Task to complete ->
Pull every line containing "μGal" from the entries.

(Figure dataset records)
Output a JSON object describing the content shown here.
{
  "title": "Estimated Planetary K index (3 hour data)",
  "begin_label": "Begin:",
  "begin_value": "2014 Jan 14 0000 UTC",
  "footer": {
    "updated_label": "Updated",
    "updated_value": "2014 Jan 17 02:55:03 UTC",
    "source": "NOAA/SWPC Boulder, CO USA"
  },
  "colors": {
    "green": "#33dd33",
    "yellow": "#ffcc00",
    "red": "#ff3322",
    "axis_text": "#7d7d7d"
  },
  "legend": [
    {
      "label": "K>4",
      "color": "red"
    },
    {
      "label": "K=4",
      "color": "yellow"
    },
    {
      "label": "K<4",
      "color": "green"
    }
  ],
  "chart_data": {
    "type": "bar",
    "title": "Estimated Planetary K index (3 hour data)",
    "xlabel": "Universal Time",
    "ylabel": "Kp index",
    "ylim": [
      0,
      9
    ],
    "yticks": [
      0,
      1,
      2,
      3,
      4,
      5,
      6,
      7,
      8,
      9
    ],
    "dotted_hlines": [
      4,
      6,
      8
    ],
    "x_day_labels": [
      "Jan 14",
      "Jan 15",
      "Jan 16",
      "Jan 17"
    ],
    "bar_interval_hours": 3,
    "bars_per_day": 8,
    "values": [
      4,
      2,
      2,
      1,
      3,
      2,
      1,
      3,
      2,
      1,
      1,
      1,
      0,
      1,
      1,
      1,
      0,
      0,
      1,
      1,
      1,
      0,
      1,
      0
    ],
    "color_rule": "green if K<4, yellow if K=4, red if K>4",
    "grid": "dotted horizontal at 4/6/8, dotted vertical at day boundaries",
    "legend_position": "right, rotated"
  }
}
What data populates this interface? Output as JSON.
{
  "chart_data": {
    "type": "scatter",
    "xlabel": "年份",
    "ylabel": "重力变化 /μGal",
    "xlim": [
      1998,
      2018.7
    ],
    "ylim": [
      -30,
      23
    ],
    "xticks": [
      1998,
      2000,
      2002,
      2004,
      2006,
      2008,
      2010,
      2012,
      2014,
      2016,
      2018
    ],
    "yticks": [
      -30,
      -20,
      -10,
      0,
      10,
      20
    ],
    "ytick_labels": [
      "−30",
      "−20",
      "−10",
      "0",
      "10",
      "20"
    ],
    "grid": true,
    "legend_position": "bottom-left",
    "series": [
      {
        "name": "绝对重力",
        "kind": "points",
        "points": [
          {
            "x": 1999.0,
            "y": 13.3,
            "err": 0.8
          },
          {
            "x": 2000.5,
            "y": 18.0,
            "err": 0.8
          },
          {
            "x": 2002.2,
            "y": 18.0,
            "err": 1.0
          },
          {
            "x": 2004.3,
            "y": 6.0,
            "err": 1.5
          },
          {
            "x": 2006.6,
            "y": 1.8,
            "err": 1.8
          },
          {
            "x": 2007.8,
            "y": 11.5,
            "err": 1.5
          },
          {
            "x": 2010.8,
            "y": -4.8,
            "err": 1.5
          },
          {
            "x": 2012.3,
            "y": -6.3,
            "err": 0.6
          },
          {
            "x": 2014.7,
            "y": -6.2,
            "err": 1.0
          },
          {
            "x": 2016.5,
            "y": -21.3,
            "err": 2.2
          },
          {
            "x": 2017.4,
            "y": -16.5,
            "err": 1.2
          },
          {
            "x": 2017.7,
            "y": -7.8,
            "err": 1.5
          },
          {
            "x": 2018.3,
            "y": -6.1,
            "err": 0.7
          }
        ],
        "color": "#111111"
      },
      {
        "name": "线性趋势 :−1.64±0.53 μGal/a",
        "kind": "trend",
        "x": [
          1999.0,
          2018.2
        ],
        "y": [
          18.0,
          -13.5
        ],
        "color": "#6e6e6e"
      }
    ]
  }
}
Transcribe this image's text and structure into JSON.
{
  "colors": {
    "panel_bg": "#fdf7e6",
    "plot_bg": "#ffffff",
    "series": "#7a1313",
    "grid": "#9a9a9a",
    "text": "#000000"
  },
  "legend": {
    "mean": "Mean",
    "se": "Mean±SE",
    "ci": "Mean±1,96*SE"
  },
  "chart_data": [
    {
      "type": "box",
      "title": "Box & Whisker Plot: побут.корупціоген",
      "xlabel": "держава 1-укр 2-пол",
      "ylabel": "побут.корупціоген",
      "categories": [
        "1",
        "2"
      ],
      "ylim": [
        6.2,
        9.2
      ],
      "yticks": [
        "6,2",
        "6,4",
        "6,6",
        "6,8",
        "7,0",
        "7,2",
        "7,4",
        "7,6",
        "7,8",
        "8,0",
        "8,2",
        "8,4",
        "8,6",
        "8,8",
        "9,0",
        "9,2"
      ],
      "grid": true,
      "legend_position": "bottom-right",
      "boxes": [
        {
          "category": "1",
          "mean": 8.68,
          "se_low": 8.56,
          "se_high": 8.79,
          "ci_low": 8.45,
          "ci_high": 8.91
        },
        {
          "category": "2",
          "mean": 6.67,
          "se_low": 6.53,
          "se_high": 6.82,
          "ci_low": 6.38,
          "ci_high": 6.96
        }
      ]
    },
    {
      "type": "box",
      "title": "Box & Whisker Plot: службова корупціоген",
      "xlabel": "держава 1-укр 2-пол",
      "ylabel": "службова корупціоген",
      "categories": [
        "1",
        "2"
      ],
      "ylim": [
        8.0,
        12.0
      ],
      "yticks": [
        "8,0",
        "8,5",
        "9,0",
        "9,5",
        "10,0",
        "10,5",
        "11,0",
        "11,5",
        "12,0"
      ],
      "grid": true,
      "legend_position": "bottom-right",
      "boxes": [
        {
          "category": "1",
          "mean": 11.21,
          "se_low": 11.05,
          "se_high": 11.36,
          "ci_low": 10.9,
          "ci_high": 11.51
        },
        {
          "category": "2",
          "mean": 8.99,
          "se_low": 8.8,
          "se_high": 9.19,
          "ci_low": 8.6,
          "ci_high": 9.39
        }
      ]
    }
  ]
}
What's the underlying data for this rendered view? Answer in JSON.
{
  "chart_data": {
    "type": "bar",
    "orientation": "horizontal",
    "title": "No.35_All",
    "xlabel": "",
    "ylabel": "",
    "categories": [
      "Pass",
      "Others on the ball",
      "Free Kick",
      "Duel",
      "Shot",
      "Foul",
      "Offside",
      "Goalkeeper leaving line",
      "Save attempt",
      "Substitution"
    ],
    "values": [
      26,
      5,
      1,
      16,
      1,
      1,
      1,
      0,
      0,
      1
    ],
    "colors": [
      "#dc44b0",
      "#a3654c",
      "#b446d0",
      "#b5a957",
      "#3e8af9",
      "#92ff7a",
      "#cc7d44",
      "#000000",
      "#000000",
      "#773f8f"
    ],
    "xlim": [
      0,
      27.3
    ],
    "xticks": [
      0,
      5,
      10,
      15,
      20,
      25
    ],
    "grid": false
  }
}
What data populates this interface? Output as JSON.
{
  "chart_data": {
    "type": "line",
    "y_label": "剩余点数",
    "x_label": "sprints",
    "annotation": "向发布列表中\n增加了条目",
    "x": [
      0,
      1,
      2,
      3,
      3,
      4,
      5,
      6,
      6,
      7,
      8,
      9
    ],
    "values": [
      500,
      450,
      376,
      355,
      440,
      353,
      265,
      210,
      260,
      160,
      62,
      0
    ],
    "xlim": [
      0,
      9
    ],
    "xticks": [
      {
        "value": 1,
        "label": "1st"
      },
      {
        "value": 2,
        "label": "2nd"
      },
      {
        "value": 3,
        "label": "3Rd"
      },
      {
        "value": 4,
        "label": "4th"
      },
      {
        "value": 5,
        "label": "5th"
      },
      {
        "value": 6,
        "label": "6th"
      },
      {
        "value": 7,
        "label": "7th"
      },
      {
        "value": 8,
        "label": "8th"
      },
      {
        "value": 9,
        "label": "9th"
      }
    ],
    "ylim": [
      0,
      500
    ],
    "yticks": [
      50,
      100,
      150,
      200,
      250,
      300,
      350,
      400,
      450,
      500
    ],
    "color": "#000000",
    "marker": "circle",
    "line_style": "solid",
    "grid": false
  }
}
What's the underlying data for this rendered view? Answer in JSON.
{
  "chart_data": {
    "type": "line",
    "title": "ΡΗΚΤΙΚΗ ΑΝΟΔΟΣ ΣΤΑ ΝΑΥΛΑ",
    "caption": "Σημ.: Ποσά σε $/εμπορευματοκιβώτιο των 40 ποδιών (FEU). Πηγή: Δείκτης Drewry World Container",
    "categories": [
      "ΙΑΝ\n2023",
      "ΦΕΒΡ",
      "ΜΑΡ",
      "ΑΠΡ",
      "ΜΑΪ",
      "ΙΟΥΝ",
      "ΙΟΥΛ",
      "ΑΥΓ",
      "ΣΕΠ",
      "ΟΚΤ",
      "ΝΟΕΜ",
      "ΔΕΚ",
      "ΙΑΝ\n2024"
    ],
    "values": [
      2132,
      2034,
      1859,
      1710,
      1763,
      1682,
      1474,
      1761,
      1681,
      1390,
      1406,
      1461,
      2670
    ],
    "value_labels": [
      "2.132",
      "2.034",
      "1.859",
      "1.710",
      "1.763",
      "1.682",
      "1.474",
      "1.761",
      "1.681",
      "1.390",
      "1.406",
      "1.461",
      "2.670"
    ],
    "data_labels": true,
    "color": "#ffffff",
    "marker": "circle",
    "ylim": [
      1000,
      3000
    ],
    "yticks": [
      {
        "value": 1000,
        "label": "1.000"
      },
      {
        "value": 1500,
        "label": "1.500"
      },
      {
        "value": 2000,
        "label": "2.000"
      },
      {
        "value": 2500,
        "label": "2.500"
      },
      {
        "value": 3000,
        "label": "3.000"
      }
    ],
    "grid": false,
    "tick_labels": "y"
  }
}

Answer to the task ->
    "ylabel": "重力变化 /μGal",
        "name": "线性趋势 :−1.64±0.53 μGal/a",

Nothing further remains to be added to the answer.